Material shown ::
╔══
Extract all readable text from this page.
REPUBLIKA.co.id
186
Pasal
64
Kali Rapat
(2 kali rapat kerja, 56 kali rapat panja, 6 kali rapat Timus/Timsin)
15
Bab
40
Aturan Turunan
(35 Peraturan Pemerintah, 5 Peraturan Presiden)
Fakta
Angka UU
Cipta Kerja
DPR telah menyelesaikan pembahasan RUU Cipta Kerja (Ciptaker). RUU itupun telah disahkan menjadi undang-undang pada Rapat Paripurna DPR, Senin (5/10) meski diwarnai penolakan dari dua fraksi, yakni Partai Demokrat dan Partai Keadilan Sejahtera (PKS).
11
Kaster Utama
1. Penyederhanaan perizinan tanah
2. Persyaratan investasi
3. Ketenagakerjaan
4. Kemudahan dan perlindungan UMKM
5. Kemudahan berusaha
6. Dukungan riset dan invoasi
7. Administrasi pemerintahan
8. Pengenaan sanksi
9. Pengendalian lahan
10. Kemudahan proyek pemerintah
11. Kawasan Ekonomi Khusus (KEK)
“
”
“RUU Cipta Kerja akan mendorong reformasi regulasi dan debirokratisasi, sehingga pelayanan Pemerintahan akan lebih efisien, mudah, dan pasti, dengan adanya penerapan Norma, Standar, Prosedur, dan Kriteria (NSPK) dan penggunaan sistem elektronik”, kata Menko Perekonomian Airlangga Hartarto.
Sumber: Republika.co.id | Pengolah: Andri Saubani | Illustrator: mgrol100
╚══
Written exercise :: Print the listing above in its entirety, with every line exact.

Finished answer ::
Extract all readable text from this page.
REPUBLIKA.co.id
186
Pasal
64
Kali Rapat
(2 kali rapat kerja, 56 kali rapat panja, 6 kali rapat Timus/Timsin)
15
Bab
40
Aturan Turunan
(35 Peraturan Pemerintah, 5 Peraturan Presiden)
Fakta
Angka UU
Cipta Kerja
DPR telah menyelesaikan pembahasan RUU Cipta Kerja (Ciptaker). RUU itupun telah disahkan menjadi undang-undang pada Rapat Paripurna DPR, Senin (5/10) meski diwarnai penolakan dari dua fraksi, yakni Partai Demokrat dan Partai Keadilan Sejahtera (PKS).
11
Kaster Utama
1. Penyederhanaan perizinan tanah
2. Persyaratan investasi
3. Ketenagakerjaan
4. Kemudahan dan perlindungan UMKM
5. Kemudahan berusaha
6. Dukungan riset dan invoasi
7. Administrasi pemerintahan
8. Pengenaan sanksi
9. Pengendalian lahan
10. Kemudahan proyek pemerintah
11. Kawasan Ekonomi Khusus (KEK)
“
”
“RUU Cipta Kerja akan mendorong reformasi regulasi dan debirokratisasi, sehingga pelayanan Pemerintahan akan lebih efisien, mudah, dan pasti, dengan adanya penerapan Norma, Standar, Prosedur, dan Kriteria (NSPK) dan penggunaan sistem elektronik”, kata Menko Perekonomian Airlangga Hartarto.
Sumber: Republika.co.id | Pengolah: Andri Saubani | Illustrator: mgrol100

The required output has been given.